= Records supplied =

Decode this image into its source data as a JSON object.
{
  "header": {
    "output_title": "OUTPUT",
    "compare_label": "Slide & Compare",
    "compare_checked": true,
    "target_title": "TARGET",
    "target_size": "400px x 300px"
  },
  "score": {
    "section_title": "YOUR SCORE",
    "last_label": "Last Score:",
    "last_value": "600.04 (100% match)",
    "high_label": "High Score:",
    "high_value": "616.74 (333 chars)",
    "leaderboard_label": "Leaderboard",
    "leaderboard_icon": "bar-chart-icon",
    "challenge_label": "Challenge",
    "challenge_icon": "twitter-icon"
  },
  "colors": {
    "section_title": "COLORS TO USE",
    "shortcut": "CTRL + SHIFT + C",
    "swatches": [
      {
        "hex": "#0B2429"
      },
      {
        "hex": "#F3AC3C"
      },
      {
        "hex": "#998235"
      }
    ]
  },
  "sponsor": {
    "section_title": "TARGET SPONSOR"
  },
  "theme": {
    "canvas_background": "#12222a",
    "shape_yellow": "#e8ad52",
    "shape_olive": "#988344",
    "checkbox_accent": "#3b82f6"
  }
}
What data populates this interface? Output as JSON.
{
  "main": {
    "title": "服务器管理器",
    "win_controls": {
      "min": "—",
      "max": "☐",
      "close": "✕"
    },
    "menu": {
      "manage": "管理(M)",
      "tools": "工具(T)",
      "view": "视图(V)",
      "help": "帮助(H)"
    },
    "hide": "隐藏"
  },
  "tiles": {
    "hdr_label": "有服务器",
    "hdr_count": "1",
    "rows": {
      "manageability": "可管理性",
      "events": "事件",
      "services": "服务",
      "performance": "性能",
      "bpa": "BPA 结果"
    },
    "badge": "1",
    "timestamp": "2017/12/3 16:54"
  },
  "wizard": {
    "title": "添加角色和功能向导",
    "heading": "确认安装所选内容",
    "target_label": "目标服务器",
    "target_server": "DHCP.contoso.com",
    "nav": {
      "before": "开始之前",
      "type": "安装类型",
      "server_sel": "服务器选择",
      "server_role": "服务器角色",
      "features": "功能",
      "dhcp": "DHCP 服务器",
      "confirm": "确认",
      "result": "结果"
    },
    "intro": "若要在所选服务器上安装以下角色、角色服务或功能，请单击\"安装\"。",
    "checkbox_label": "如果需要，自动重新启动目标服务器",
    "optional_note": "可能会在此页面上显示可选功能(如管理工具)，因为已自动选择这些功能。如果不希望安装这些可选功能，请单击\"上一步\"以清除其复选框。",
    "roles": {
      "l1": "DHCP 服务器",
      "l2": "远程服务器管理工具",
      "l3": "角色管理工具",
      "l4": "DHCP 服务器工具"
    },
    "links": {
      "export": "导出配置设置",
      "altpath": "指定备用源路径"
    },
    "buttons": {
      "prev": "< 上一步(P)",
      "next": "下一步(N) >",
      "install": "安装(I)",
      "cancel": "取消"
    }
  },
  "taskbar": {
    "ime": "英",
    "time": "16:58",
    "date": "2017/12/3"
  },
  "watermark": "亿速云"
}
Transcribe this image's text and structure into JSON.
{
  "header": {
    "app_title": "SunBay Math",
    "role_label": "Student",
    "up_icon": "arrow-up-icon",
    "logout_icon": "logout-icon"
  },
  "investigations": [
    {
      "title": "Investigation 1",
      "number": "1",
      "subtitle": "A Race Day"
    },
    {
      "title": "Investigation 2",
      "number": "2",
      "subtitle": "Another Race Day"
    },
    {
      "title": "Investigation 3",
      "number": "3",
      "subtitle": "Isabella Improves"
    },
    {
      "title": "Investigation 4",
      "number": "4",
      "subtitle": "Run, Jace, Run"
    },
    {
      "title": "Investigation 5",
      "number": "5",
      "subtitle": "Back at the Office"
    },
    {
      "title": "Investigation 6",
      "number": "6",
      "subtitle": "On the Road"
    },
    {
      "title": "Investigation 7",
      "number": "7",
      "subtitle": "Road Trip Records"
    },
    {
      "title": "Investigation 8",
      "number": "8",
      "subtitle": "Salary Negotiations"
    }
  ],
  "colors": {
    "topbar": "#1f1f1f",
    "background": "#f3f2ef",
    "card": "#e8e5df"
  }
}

= Brief =
Report how many lines in these entries contain "DHCP". Answer with the number only.

= Output of the task =
4